§ Dataset items
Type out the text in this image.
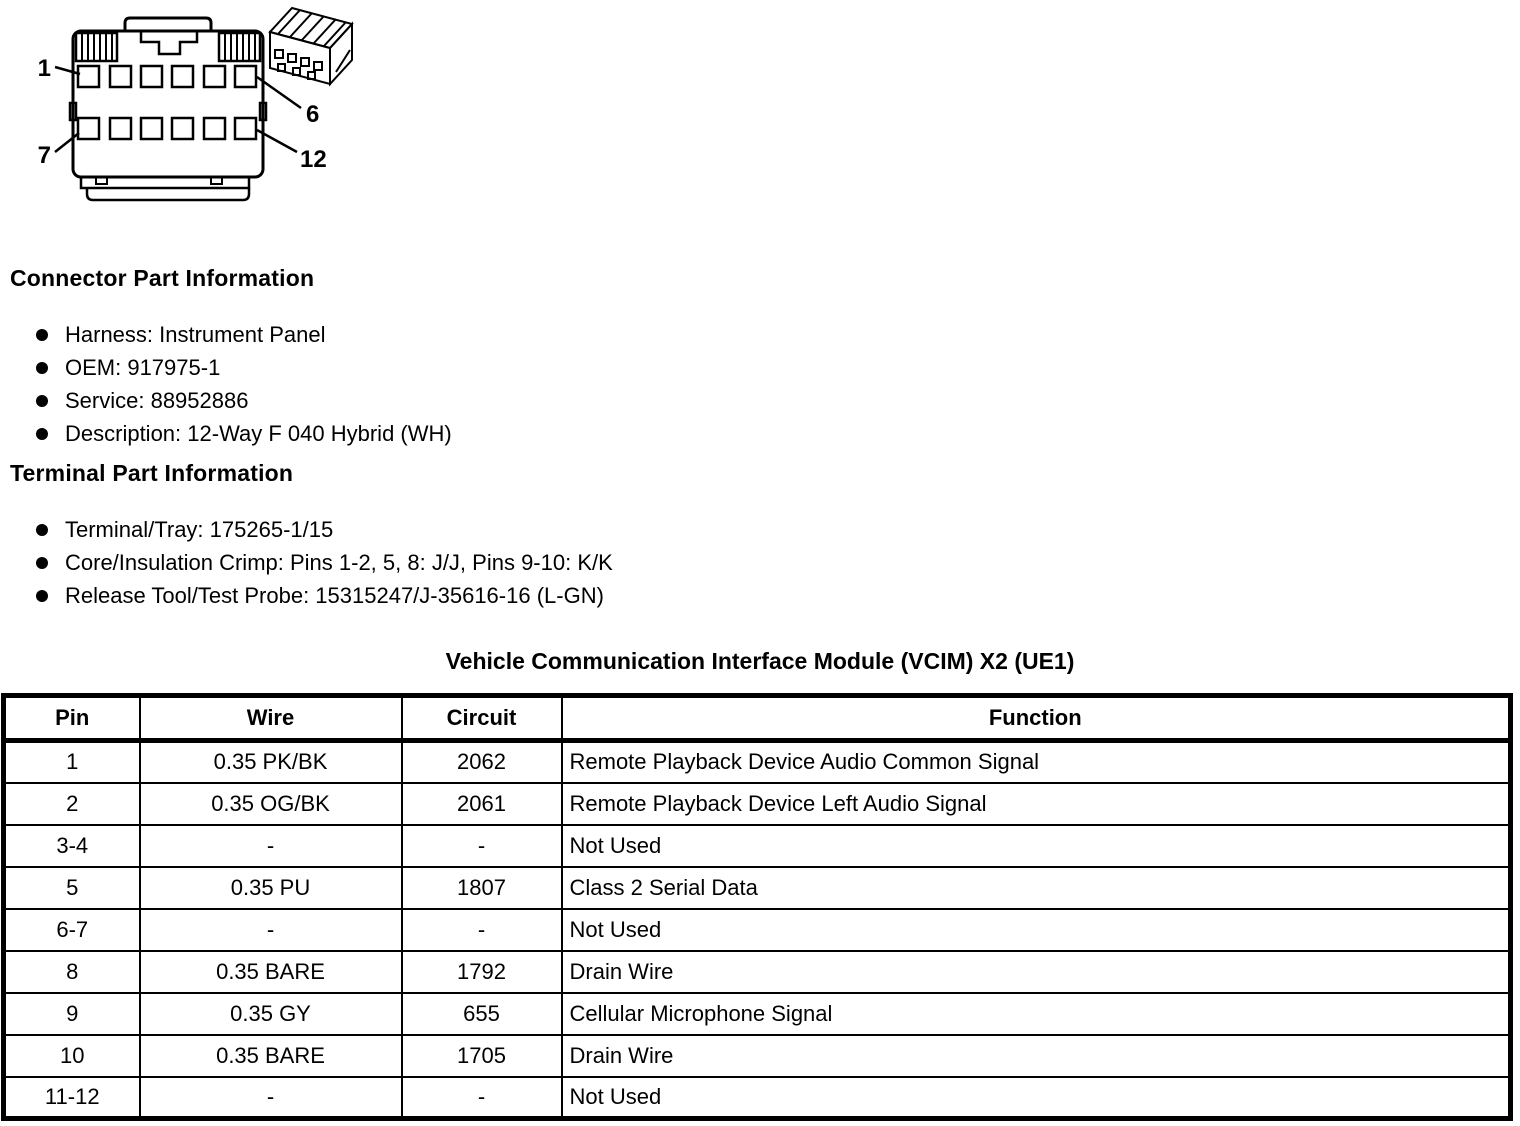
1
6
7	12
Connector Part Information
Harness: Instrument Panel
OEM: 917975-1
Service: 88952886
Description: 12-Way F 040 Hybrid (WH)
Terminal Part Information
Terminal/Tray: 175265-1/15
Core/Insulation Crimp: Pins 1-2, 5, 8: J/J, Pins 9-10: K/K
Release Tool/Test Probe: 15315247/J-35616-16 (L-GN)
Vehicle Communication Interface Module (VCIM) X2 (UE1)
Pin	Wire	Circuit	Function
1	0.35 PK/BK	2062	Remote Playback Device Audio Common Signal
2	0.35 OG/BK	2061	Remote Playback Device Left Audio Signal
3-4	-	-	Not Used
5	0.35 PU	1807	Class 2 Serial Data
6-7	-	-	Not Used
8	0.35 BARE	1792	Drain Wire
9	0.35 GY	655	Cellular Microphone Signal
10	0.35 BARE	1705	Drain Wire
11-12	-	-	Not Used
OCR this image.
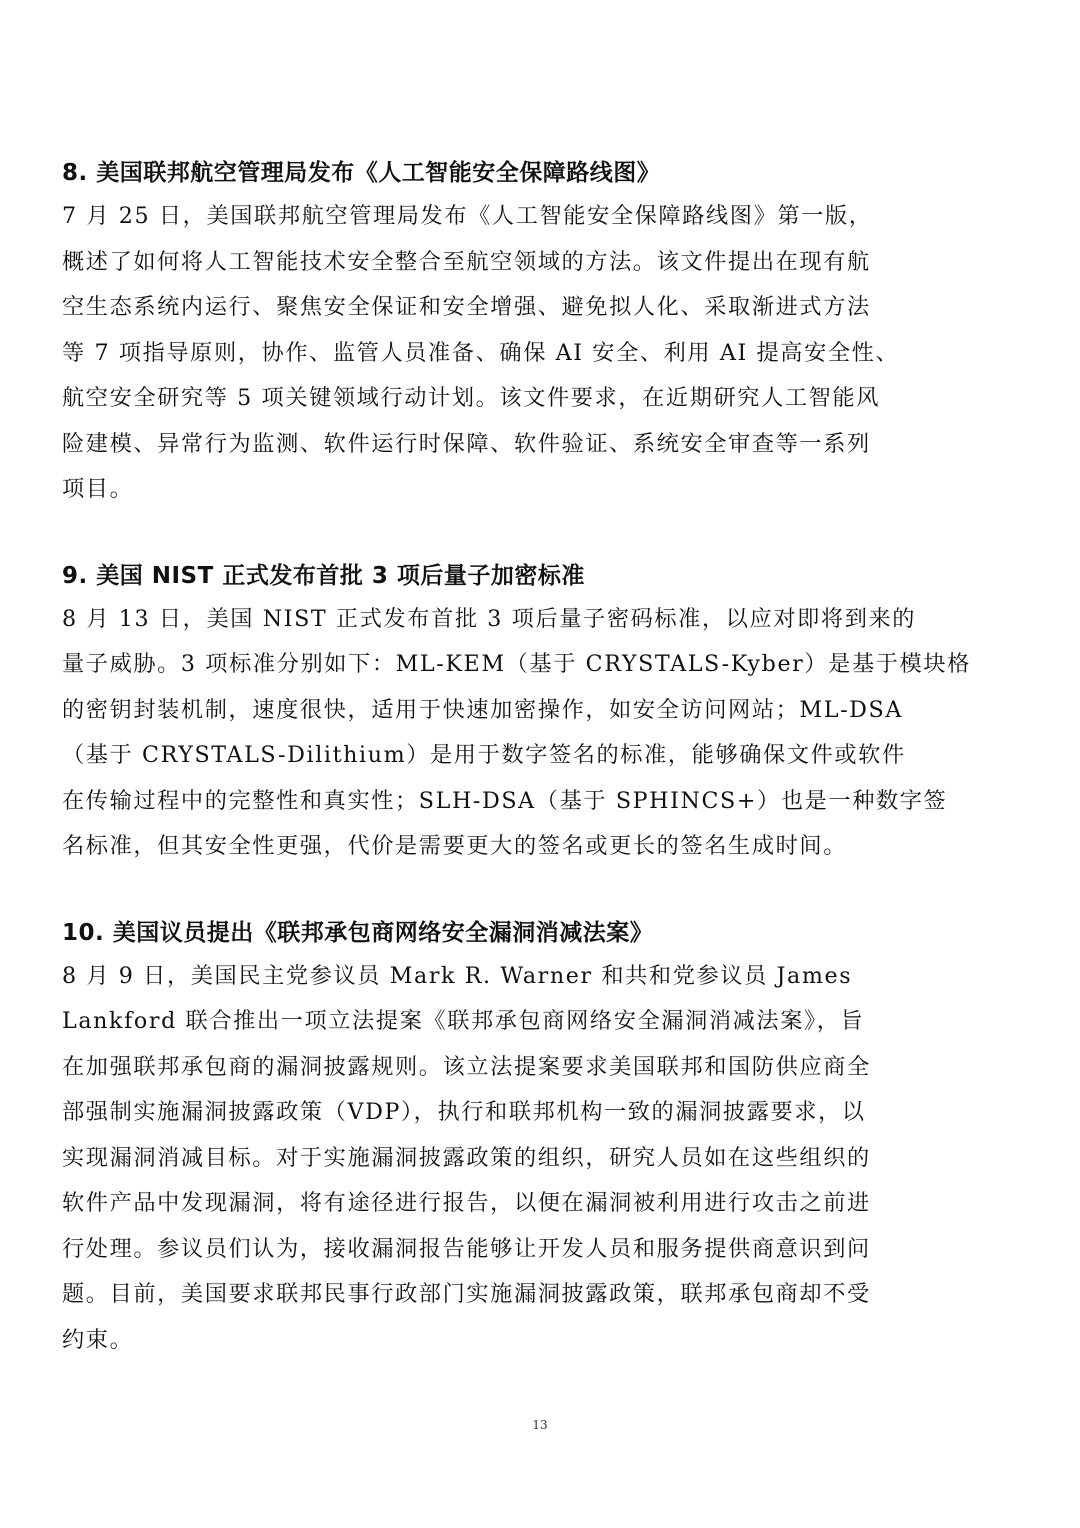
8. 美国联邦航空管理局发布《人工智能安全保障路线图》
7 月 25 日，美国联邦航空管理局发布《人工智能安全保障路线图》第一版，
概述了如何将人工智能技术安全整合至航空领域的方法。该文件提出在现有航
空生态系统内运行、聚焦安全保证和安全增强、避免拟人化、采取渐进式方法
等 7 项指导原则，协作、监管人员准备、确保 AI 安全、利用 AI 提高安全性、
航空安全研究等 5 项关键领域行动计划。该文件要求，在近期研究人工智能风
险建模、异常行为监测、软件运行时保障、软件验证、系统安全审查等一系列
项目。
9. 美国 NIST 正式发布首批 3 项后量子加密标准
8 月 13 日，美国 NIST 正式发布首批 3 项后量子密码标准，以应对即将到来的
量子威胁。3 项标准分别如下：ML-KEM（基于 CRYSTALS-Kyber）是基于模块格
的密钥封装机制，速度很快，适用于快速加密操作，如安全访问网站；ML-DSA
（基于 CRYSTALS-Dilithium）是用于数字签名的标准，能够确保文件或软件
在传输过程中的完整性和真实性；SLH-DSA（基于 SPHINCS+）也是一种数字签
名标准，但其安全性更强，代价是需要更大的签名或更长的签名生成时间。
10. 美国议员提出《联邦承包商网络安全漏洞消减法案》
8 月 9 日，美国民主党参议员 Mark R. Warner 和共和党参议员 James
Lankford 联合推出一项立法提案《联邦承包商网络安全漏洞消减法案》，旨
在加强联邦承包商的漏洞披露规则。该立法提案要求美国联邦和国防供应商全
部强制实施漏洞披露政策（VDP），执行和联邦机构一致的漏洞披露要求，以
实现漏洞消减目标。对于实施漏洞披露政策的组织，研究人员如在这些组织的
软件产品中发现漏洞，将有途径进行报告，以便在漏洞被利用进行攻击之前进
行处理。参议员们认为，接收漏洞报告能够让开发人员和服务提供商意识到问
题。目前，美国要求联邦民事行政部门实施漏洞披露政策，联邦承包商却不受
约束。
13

§ Do this
Give the entries again without a single change, but with no pictures.

§ Reply to the exercise
Type out the text in this image.
1
6
7	12
Connector Part Information
Harness: Instrument Panel
OEM: 917975-1
Service: 88952886
Description: 12-Way F 040 Hybrid (WH)
Terminal Part Information
Terminal/Tray: 175265-1/15
Core/Insulation Crimp: Pins 1-2, 5, 8: J/J, Pins 9-10: K/K
Release Tool/Test Probe: 15315247/J-35616-16 (L-GN)
Vehicle Communication Interface Module (VCIM) X2 (UE1)
Pin	Wire	Circuit	Function
1	0.35 PK/BK	2062	Remote Playback Device Audio Common Signal
2	0.35 OG/BK	2061	Remote Playback Device Left Audio Signal
3-4	-	-	Not Used
5	0.35 PU	1807	Class 2 Serial Data
6-7	-	-	Not Used
8	0.35 BARE	1792	Drain Wire
9	0.35 GY	655	Cellular Microphone Signal
10	0.35 BARE	1705	Drain Wire
11-12	-	-	Not Used
OCR this image.
8. 美国联邦航空管理局发布《人工智能安全保障路线图》
7 月 25 日，美国联邦航空管理局发布《人工智能安全保障路线图》第一版，
概述了如何将人工智能技术安全整合至航空领域的方法。该文件提出在现有航
空生态系统内运行、聚焦安全保证和安全增强、避免拟人化、采取渐进式方法
等 7 项指导原则，协作、监管人员准备、确保 AI 安全、利用 AI 提高安全性、
航空安全研究等 5 项关键领域行动计划。该文件要求，在近期研究人工智能风
险建模、异常行为监测、软件运行时保障、软件验证、系统安全审查等一系列
项目。
9. 美国 NIST 正式发布首批 3 项后量子加密标准
8 月 13 日，美国 NIST 正式发布首批 3 项后量子密码标准，以应对即将到来的
量子威胁。3 项标准分别如下：ML-KEM（基于 CRYSTALS-Kyber）是基于模块格
的密钥封装机制，速度很快，适用于快速加密操作，如安全访问网站；ML-DSA
（基于 CRYSTALS-Dilithium）是用于数字签名的标准，能够确保文件或软件
在传输过程中的完整性和真实性；SLH-DSA（基于 SPHINCS+）也是一种数字签
名标准，但其安全性更强，代价是需要更大的签名或更长的签名生成时间。
10. 美国议员提出《联邦承包商网络安全漏洞消减法案》
8 月 9 日，美国民主党参议员 Mark R. Warner 和共和党参议员 James
Lankford 联合推出一项立法提案《联邦承包商网络安全漏洞消减法案》，旨
在加强联邦承包商的漏洞披露规则。该立法提案要求美国联邦和国防供应商全
部强制实施漏洞披露政策（VDP），执行和联邦机构一致的漏洞披露要求，以
实现漏洞消减目标。对于实施漏洞披露政策的组织，研究人员如在这些组织的
软件产品中发现漏洞，将有途径进行报告，以便在漏洞被利用进行攻击之前进
行处理。参议员们认为，接收漏洞报告能够让开发人员和服务提供商意识到问
题。目前，美国要求联邦民事行政部门实施漏洞披露政策，联邦承包商却不受
约束。
13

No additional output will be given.